What is being asked: Any pictures in the records below should be skipped; write out everything else exactly.

Given records:

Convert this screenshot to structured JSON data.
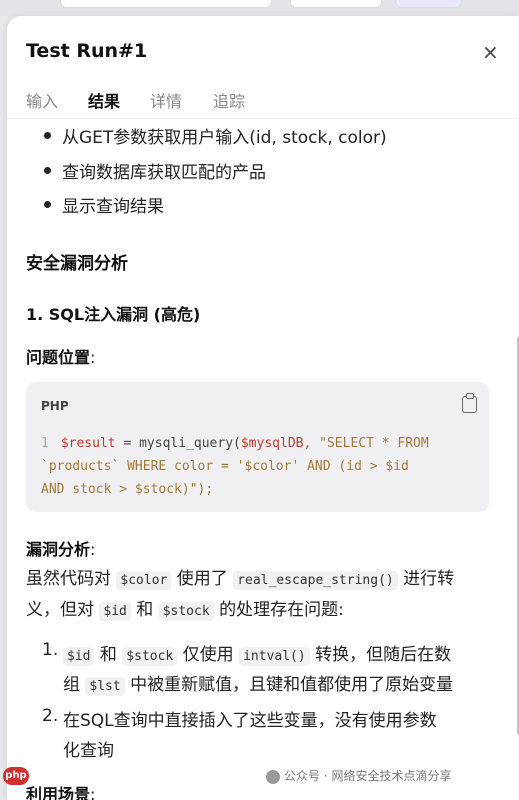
{
  "window": {
    "title": "Test Run#1",
    "close_glyph": "×"
  },
  "tabs": [
    {
      "label": "输入",
      "active": false
    },
    {
      "label": "结果",
      "active": true
    },
    {
      "label": "详情",
      "active": false
    },
    {
      "label": "追踪",
      "active": false
    }
  ],
  "content": {
    "bullets": [
      "从GET参数获取用户输入(id, stock, color)",
      "查询数据库获取匹配的产品",
      "显示查询结果"
    ],
    "section_title": "安全漏洞分析",
    "vuln_title": "1. SQL注入漏洞 (高危)",
    "location_label": "问题位置",
    "location_colon": ":",
    "code": {
      "lang": "PHP",
      "line_number": "1",
      "line1_var": "$result",
      "line1_eq": " = ",
      "line1_fn": "mysqli_query(",
      "line1_var2": "$mysqlDB",
      "line1_str": ", \"SELECT * FROM",
      "line2": "`products` WHERE color = '$color' AND (id > $id",
      "line3": "AND stock > $stock)\");"
    },
    "analysis_label": "漏洞分析",
    "analysis_colon": ":",
    "analysis_p1_a": "虽然代码对",
    "analysis_p1_code1": "$color",
    "analysis_p1_b": "使用了",
    "analysis_p1_code2": "real_escape_string()",
    "analysis_p1_c": "进行转",
    "analysis_p2_a": "义，但对",
    "analysis_p2_code1": "$id",
    "analysis_p2_b": "和",
    "analysis_p2_code2": "$stock",
    "analysis_p2_c": "的处理存在问题:",
    "ol": [
      {
        "num": "1.",
        "code1": "$id",
        "t1": "和",
        "code2": "$stock",
        "t2": "仅使用",
        "code3": "intval()",
        "t3": "转换，但随后在数",
        "l2a": "组",
        "code4": "$lst",
        "l2b": "中被重新赋值，且键和值都使用了原始变量"
      },
      {
        "num": "2.",
        "t1": "在SQL查询中直接插入了这些变量，没有使用参数",
        "t2": "化查询"
      }
    ],
    "trailing_label": "利用场景",
    "trailing_colon": ":"
  },
  "watermark": {
    "text": "公众号 · 网络安全技术点滴分享"
  },
  "phplogo": {
    "text": "php"
  }
}
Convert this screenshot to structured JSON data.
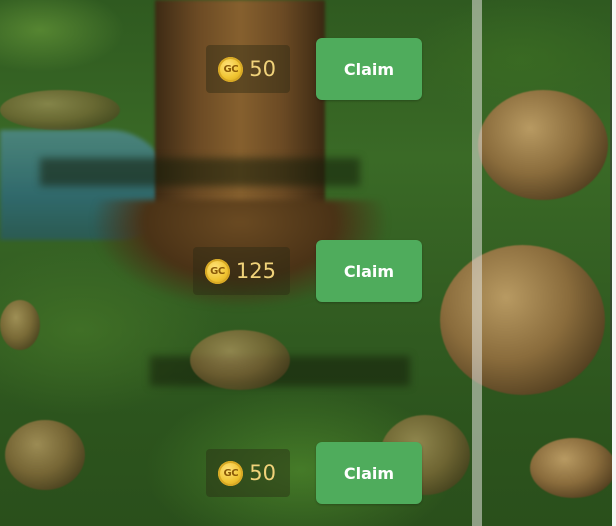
{
  "rewards": [
    {
      "currency_icon": "gold-coin-icon",
      "currency_code": "GC",
      "amount": "50",
      "claim_label": "Claim"
    },
    {
      "currency_icon": "gold-coin-icon",
      "currency_code": "GC",
      "amount": "125",
      "claim_label": "Claim"
    },
    {
      "currency_icon": "gold-coin-icon",
      "currency_code": "GC",
      "amount": "50",
      "claim_label": "Claim"
    }
  ],
  "colors": {
    "claim_button": "#4fac5c",
    "coin": "#f0c431",
    "amount_text": "#f0d27a"
  }
}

Output for this exercise:
Convert this screenshot to structured JSON data.
{
  "window": {
    "title": "Test Run#1",
    "close_glyph": "×"
  },
  "tabs": [
    {
      "label": "输入",
      "active": false
    },
    {
      "label": "结果",
      "active": true
    },
    {
      "label": "详情",
      "active": false
    },
    {
      "label": "追踪",
      "active": false
    }
  ],
  "content": {
    "bullets": [
      "从GET参数获取用户输入(id, stock, color)",
      "查询数据库获取匹配的产品",
      "显示查询结果"
    ],
    "section_title": "安全漏洞分析",
    "vuln_title": "1. SQL注入漏洞 (高危)",
    "location_label": "问题位置",
    "location_colon": ":",
    "code": {
      "lang": "PHP",
      "line_number": "1",
      "line1_var": "$result",
      "line1_eq": " = ",
      "line1_fn": "mysqli_query(",
      "line1_var2": "$mysqlDB",
      "line1_str": ", \"SELECT * FROM",
      "line2": "`products` WHERE color = '$color' AND (id > $id",
      "line3": "AND stock > $stock)\");"
    },
    "analysis_label": "漏洞分析",
    "analysis_colon": ":",
    "analysis_p1_a": "虽然代码对",
    "analysis_p1_code1": "$color",
    "analysis_p1_b": "使用了",
    "analysis_p1_code2": "real_escape_string()",
    "analysis_p1_c": "进行转",
    "analysis_p2_a": "义，但对",
    "analysis_p2_code1": "$id",
    "analysis_p2_b": "和",
    "analysis_p2_code2": "$stock",
    "analysis_p2_c": "的处理存在问题:",
    "ol": [
      {
        "num": "1.",
        "code1": "$id",
        "t1": "和",
        "code2": "$stock",
        "t2": "仅使用",
        "code3": "intval()",
        "t3": "转换，但随后在数",
        "l2a": "组",
        "code4": "$lst",
        "l2b": "中被重新赋值，且键和值都使用了原始变量"
      },
      {
        "num": "2.",
        "t1": "在SQL查询中直接插入了这些变量，没有使用参数",
        "t2": "化查询"
      }
    ],
    "trailing_label": "利用场景",
    "trailing_colon": ":"
  },
  "watermark": {
    "text": "公众号 · 网络安全技术点滴分享"
  },
  "phplogo": {
    "text": "php"
  }
}
Convert this screenshot to structured JSON data.
{
  "rewards": [
    {
      "currency_icon": "gold-coin-icon",
      "currency_code": "GC",
      "amount": "50",
      "claim_label": "Claim"
    },
    {
      "currency_icon": "gold-coin-icon",
      "currency_code": "GC",
      "amount": "125",
      "claim_label": "Claim"
    },
    {
      "currency_icon": "gold-coin-icon",
      "currency_code": "GC",
      "amount": "50",
      "claim_label": "Claim"
    }
  ],
  "colors": {
    "claim_button": "#4fac5c",
    "coin": "#f0c431",
    "amount_text": "#f0d27a"
  }
}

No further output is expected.